━━━━━ RECORDS SUPPLIED
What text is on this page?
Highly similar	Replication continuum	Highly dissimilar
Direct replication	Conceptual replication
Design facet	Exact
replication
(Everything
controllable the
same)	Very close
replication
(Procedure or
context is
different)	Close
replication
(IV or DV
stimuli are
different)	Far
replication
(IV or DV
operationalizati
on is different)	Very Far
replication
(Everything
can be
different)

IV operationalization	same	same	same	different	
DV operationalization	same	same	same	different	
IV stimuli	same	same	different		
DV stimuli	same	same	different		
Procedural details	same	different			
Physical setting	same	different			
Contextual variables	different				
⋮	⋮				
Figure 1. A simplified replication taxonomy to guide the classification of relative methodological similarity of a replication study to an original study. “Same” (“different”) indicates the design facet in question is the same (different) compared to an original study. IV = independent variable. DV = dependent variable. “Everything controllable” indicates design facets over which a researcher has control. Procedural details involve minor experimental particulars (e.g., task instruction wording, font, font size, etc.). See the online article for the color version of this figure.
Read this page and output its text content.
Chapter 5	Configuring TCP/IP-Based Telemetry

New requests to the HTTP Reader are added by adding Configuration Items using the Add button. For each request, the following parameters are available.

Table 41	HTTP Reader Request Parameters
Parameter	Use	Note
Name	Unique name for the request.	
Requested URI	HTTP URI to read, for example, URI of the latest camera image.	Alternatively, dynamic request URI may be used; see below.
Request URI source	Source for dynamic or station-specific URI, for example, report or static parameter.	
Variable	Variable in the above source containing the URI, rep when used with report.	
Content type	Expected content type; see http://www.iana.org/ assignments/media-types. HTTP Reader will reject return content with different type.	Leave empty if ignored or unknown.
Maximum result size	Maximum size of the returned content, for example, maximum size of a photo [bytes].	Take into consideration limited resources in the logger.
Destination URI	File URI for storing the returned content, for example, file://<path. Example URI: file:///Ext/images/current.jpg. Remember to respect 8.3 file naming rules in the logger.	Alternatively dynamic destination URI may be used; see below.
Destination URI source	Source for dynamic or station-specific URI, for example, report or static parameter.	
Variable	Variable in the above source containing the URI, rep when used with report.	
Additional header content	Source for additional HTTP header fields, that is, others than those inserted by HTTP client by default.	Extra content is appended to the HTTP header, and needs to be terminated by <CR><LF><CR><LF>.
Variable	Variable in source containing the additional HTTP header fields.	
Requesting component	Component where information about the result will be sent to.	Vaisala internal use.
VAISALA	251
━━━━━━━━━━
WRITTEN EXERCISE:
What is the number of lines in the records that contain the word "fields"? Answer with the number and nothing else.

EXERCISE SOLUTION:
2